**TASK**. Your answer should be a single number: the count of lines that include the word "marker".

====

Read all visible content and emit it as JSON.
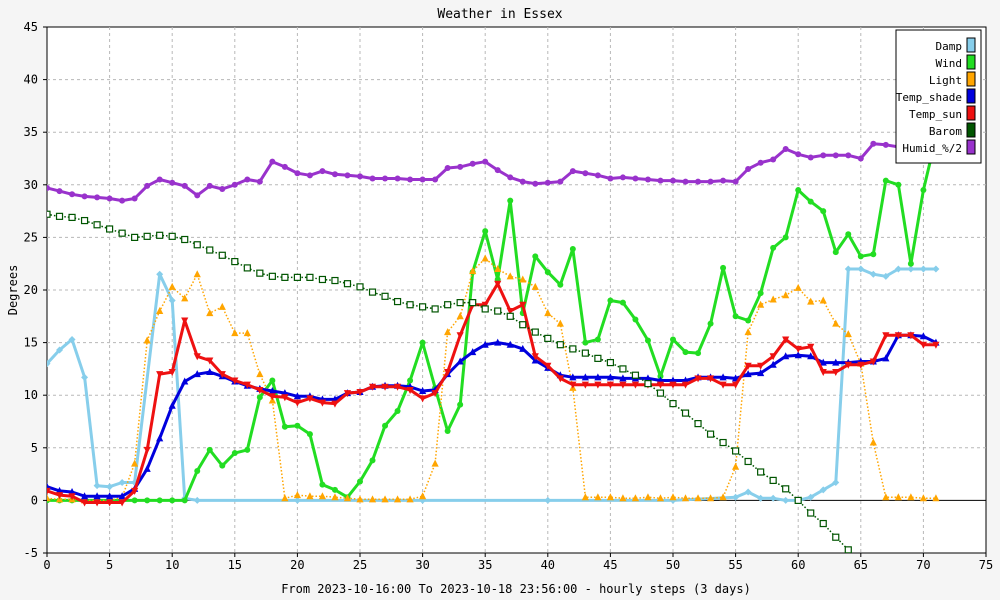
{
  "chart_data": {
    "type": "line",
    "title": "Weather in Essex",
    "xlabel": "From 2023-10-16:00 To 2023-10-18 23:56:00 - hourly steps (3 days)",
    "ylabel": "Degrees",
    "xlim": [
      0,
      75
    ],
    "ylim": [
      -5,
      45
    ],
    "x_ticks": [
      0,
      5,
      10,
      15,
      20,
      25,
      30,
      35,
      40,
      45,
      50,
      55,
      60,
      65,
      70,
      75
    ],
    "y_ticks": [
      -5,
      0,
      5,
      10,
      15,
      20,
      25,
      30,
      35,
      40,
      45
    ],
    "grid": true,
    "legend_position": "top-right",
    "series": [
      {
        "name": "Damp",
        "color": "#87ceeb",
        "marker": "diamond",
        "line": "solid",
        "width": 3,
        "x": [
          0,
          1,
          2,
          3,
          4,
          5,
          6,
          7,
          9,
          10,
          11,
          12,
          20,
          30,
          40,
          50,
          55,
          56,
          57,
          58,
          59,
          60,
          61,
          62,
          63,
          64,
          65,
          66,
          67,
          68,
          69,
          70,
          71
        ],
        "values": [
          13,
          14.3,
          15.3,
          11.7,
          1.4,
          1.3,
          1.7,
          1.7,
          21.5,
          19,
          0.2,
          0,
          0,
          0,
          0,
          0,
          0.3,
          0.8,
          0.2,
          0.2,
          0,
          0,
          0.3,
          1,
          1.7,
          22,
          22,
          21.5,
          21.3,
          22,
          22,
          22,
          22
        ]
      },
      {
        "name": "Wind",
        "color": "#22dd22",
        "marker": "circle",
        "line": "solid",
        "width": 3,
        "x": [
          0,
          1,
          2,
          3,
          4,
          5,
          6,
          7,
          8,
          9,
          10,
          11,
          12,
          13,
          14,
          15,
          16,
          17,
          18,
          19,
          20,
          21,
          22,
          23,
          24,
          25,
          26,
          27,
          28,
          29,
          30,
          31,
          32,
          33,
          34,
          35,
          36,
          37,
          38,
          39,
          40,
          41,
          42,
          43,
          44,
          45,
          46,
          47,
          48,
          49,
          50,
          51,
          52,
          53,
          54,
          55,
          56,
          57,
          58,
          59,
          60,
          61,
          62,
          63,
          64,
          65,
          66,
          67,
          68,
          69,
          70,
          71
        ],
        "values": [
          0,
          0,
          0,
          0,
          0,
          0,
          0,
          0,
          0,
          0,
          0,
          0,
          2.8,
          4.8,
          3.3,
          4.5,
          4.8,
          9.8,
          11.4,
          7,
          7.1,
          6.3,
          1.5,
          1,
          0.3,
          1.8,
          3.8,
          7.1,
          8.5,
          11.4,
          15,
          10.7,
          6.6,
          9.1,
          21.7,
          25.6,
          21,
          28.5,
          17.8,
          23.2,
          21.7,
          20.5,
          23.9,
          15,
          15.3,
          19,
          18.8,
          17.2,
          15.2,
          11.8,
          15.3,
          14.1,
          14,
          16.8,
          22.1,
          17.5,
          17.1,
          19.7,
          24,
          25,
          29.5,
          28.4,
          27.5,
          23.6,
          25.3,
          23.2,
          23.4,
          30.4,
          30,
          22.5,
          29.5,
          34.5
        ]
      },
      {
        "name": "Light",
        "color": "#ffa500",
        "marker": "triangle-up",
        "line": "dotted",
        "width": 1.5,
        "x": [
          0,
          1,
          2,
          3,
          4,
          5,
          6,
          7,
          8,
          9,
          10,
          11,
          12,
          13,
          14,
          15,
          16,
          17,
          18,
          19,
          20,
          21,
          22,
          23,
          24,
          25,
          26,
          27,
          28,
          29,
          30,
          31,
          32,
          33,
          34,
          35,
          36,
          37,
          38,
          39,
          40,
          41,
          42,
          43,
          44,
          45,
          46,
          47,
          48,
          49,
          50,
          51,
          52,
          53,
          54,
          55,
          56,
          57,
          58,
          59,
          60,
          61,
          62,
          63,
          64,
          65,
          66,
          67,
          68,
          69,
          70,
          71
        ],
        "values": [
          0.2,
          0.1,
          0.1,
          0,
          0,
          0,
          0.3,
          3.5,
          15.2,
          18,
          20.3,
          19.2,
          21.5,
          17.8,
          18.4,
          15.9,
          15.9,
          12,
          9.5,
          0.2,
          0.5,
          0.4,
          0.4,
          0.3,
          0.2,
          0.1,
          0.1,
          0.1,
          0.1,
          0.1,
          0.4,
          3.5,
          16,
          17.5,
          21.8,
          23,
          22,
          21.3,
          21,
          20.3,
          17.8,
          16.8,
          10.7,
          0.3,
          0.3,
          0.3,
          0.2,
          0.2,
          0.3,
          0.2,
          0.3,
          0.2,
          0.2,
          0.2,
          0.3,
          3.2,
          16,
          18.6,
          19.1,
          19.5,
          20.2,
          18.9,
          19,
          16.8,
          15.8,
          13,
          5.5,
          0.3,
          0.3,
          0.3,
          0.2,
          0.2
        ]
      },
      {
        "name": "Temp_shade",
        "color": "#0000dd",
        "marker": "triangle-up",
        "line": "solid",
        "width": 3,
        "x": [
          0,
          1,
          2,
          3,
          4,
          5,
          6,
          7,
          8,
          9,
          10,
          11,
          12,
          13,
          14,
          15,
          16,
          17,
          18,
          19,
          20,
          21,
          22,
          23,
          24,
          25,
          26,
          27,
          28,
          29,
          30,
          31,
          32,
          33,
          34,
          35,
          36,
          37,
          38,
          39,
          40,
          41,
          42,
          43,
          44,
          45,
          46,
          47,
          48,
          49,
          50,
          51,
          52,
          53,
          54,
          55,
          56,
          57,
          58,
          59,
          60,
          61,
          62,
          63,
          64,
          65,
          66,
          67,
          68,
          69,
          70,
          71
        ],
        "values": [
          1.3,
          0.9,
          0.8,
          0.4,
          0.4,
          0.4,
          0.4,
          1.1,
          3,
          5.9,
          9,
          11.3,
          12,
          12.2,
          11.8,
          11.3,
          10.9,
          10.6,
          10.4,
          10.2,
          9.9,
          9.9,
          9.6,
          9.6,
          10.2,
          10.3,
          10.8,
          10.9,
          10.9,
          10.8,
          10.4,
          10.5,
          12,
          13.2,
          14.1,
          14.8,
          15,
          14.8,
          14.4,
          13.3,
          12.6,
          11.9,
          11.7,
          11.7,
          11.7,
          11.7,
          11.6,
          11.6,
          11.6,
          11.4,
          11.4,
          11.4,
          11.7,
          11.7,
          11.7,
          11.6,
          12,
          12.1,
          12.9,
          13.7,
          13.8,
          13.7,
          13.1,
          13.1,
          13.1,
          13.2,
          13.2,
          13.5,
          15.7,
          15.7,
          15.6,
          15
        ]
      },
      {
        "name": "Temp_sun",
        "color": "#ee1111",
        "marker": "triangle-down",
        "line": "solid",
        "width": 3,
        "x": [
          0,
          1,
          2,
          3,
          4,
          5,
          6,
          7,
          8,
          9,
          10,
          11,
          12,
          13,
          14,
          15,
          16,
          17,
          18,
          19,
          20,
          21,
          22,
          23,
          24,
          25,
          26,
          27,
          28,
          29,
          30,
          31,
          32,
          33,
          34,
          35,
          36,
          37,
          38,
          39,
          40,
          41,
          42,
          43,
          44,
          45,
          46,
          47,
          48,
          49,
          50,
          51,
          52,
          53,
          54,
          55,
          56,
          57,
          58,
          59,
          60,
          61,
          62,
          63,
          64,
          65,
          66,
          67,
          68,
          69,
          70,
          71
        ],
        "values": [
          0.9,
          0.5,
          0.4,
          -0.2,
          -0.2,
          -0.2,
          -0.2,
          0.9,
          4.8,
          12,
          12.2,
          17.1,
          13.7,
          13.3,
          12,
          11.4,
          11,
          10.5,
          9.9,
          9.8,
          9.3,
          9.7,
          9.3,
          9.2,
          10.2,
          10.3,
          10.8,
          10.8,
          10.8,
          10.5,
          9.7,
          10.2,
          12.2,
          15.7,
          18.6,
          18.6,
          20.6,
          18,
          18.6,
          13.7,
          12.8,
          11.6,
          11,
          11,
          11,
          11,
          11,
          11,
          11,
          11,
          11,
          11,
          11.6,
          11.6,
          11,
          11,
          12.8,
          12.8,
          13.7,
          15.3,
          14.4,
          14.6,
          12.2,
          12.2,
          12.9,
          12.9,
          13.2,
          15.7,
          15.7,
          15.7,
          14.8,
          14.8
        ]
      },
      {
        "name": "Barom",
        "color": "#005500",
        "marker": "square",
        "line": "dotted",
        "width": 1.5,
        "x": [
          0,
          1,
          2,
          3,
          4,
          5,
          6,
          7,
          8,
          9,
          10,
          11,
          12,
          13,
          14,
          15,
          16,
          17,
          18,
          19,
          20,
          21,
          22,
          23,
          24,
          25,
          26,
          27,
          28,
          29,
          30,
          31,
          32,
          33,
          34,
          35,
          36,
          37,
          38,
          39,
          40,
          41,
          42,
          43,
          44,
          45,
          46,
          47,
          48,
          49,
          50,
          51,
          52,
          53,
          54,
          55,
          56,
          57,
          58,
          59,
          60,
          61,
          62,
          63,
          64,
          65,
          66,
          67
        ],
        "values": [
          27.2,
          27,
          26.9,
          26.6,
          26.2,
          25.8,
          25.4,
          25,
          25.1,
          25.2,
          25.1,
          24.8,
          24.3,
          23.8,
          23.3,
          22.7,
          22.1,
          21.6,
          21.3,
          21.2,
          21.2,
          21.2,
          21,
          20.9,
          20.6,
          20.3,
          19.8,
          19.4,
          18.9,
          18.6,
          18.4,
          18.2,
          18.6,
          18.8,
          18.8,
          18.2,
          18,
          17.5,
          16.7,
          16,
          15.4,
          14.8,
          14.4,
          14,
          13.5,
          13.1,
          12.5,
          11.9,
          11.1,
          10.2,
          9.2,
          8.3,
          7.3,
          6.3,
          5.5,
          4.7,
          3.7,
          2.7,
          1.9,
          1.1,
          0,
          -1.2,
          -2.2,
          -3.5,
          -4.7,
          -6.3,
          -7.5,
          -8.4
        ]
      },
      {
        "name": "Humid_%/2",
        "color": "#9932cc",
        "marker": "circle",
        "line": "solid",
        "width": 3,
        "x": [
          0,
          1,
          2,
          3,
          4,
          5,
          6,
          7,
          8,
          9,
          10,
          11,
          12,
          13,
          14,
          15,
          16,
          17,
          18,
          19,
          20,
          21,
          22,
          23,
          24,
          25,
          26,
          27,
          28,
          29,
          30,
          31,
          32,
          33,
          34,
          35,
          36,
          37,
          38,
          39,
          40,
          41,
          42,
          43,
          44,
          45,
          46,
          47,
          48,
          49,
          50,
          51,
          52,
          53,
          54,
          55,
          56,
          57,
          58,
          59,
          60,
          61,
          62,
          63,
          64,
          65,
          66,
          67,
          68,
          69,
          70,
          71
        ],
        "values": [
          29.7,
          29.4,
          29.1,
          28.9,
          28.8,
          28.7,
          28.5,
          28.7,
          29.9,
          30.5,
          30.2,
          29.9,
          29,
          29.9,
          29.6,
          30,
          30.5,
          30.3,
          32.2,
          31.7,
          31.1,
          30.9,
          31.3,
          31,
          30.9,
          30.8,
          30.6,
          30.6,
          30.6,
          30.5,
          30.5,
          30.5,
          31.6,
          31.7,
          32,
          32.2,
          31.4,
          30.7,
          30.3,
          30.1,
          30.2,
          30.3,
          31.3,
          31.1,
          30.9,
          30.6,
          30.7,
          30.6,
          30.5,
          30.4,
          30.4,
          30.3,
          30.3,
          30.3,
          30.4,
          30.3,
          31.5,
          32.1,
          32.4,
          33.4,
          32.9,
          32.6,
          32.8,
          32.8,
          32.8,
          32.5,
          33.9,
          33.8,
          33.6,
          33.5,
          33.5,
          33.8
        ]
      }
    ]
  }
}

====

**RESPONSE TO THE TASK**. 7